_Do this_. Can you rewrite the material below as a Markdown table with the columns "Row" and "Line", numbering each nonblank line and leaving out the pictures?

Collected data
((
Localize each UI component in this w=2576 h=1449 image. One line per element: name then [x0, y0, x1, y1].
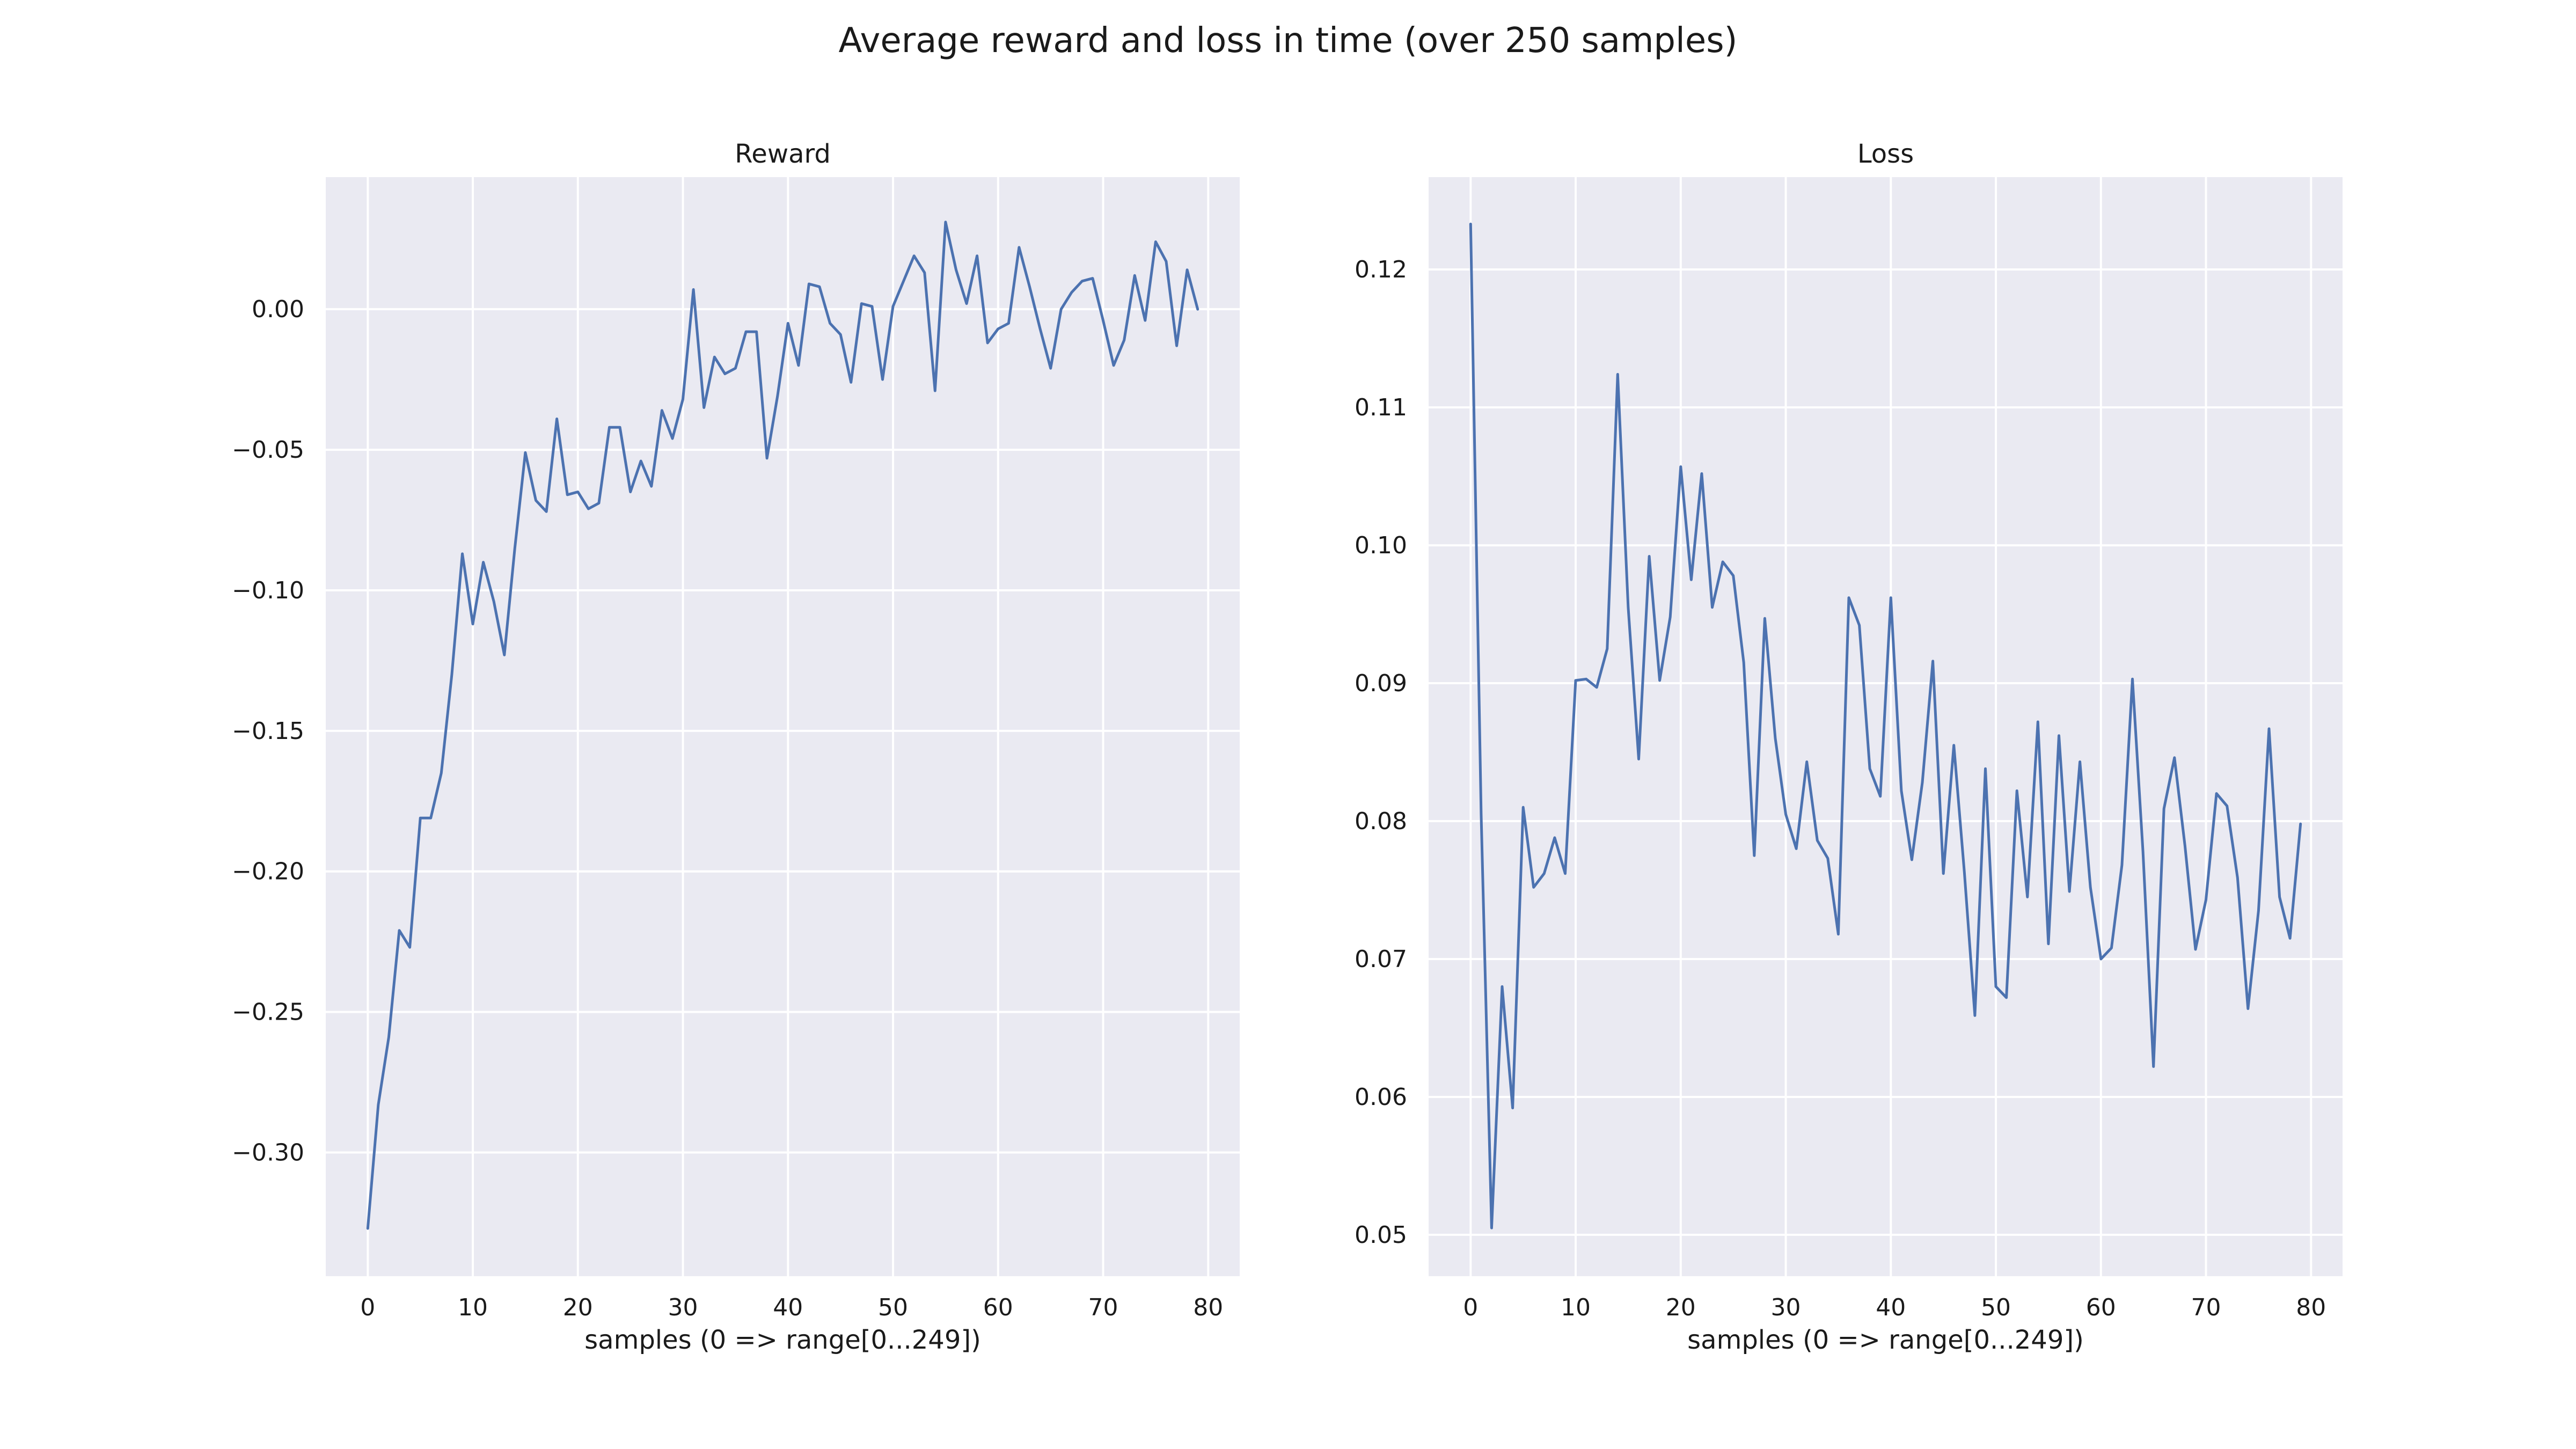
- loss-x-axis-label: samples (0 => range[0...249]): [1687, 1325, 2084, 1355]
- reward-x-tick-label: 30: [668, 1294, 698, 1321]
- reward-x-tick-label: 70: [1088, 1294, 1118, 1321]
- loss-x-tick-label: 80: [2296, 1294, 2326, 1321]
- loss-x-tick-label: 30: [1771, 1294, 1801, 1321]
- reward-y-tick-label: −0.20: [232, 858, 304, 885]
- reward-series-line: [366, 221, 1199, 1230]
- reward-x-axis-label: samples (0 => range[0...249]): [584, 1325, 981, 1355]
- loss-series-line: [1469, 222, 2302, 1230]
- loss-x-tick-label: 10: [1561, 1294, 1591, 1321]
- loss-y-tick-label: 0.08: [1355, 808, 1407, 835]
- loss-y-tick-label: 0.05: [1355, 1221, 1407, 1249]
- loss-x-tick-label: 40: [1876, 1294, 1906, 1321]
- reward-y-tick-label: −0.15: [232, 718, 304, 745]
- reward-x-tick-label: 0: [360, 1294, 375, 1321]
- reward-y-tick-label: −0.05: [232, 436, 304, 464]
- loss-x-tick-label: 50: [1981, 1294, 2011, 1321]
- reward-y-tick-label: 0.00: [252, 296, 304, 323]
- loss-plot-area: [1429, 177, 2343, 1276]
- figure-title: Average reward and loss in time (over 25…: [838, 21, 1737, 61]
- loss-y-tick-label: 0.11: [1355, 394, 1407, 421]
- reward-y-tick-label: −0.10: [232, 577, 304, 604]
- loss-y-tick-label: 0.06: [1355, 1084, 1407, 1111]
- reward-panel: 0 10 20 30 40 50 60 70 80 −0.30 −0.25 −0.20 −0.15 −0.…: [232, 139, 1240, 1355]
- reward-y-tick-label: −0.30: [232, 1139, 304, 1167]
- loss-x-tick-label: 0: [1463, 1294, 1478, 1321]
- loss-x-tick-label: 70: [2191, 1294, 2221, 1321]
- loss-y-tick-label: 0.12: [1355, 256, 1407, 283]
- loss-y-tick-label: 0.10: [1355, 532, 1407, 559]
- reward-x-tick-label: 60: [983, 1294, 1013, 1321]
- reward-x-tick-label: 20: [563, 1294, 593, 1321]
- loss-y-tick-label: 0.09: [1355, 670, 1407, 697]
- loss-panel: 0 10 20 30 40 50 60 70 80 0.05 0.06 0.07 0.08 0.09 0.1…: [1355, 139, 2343, 1355]
- reward-x-tick-label: 10: [458, 1294, 488, 1321]
- reward-y-tick-label: −0.25: [232, 999, 304, 1026]
- loss-chart-title: Loss: [1857, 139, 1914, 169]
- reward-x-tick-label: 80: [1193, 1294, 1223, 1321]
- loss-x-tick-label: 20: [1666, 1294, 1696, 1321]
- reward-x-tick-label: 40: [773, 1294, 803, 1321]
- reward-x-tick-label: 50: [878, 1294, 908, 1321]
- reward-chart-title: Reward: [735, 139, 831, 169]
- loss-y-tick-label: 0.07: [1355, 946, 1407, 973]
- loss-x-tick-label: 60: [2086, 1294, 2116, 1321]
))
_Reply to the task_.
| Row | Line |
|---|---|
| 1 | Localize each UI component in this w=2576 h=1449 image. One line per element: name then [x0, y0, x1, y1]. |
| 2 | - loss-x-axis-label: samples (0 => range[0...249]): [1687, 1325, 2084, 1355] |
| 3 | - reward-x-tick-label: 30: [668, 1294, 698, 1321] |
| 4 | - reward-x-tick-label: 70: [1088, 1294, 1118, 1321] |
| 5 | - loss-x-tick-label: 80: [2296, 1294, 2326, 1321] |
| 6 | - loss-x-tick-label: 30: [1771, 1294, 1801, 1321] |
| 7 | - reward-y-tick-label: −0.20: [232, 858, 304, 885] |
| 8 | - reward-series-line: [366, 221, 1199, 1230] |
| 9 | - reward-x-axis-label: samples (0 => range[0...249]): [584, 1325, 981, 1355] |
| 10 | - loss-series-line: [1469, 222, 2302, 1230] |
| 11 | - loss-x-tick-label: 10: [1561, 1294, 1591, 1321] |
| 12 | - loss-y-tick-label: 0.08: [1355, 808, 1407, 835] |
| 13 | - loss-y-tick-label: 0.05: [1355, 1221, 1407, 1249] |
| 14 | - loss-x-tick-label: 40: [1876, 1294, 1906, 1321] |
| 15 | - reward-y-tick-label: −0.15: [232, 718, 304, 745] |
| 16 | - reward-x-tick-label: 0: [360, 1294, 375, 1321] |
| 17 | - reward-y-tick-label: −0.05: [232, 436, 304, 464] |
| 18 | - loss-x-tick-label: 50: [1981, 1294, 2011, 1321] |
| 19 | - reward-y-tick-label: 0.00: [252, 296, 304, 323] |
| 20 | - loss-plot-area: [1429, 177, 2343, 1276] |
| 21 | - figure-title: Average reward and loss in time (over 25…: [838, 21, 1737, 61] |
| 22 | - loss-y-tick-label: 0.11: [1355, 394, 1407, 421] |
| 23 | - reward-y-tick-label: −0.10: [232, 577, 304, 604] |
| 24 | - loss-y-tick-label: 0.06: [1355, 1084, 1407, 1111] |
| 25 | - reward-panel: 0 10 20 30 40 50 60 70 80 −0.30 −0.25 −0.20 −0.15 −0.…: [232, 139, 1240, 1355] |
| 26 | - reward-y-tick-label: −0.30: [232, 1139, 304, 1167] |
| 27 | - loss-x-tick-label: 0: [1463, 1294, 1478, 1321] |
| 28 | - loss-x-tick-label: 70: [2191, 1294, 2221, 1321] |
| 29 | - loss-y-tick-label: 0.12: [1355, 256, 1407, 283] |
| 30 | - loss-y-tick-label: 0.10: [1355, 532, 1407, 559] |
| 31 | - reward-x-tick-label: 60: [983, 1294, 1013, 1321] |
| 32 | - reward-x-tick-label: 20: [563, 1294, 593, 1321] |
| 33 | - loss-y-tick-label: 0.09: [1355, 670, 1407, 697] |
| 34 | - loss-panel: 0 10 20 30 40 50 60 70 80 0.05 0.06 0.07 0.08 0.09 0.1…: [1355, 139, 2343, 1355] |
| 35 | - reward-x-tick-label: 10: [458, 1294, 488, 1321] |
| 36 | - reward-y-tick-label: −0.25: [232, 999, 304, 1026] |
| 37 | - loss-chart-title: Loss: [1857, 139, 1914, 169] |
| 38 | - reward-x-tick-label: 80: [1193, 1294, 1223, 1321] |
| 39 | - loss-x-tick-label: 20: [1666, 1294, 1696, 1321] |
| 40 | - reward-x-tick-label: 40: [773, 1294, 803, 1321] |
| 41 | - reward-x-tick-label: 50: [878, 1294, 908, 1321] |
| 42 | - reward-chart-title: Reward: [735, 139, 831, 169] |
| 43 | - loss-y-tick-label: 0.07: [1355, 946, 1407, 973] |
| 44 | - loss-x-tick-label: 60: [2086, 1294, 2116, 1321] |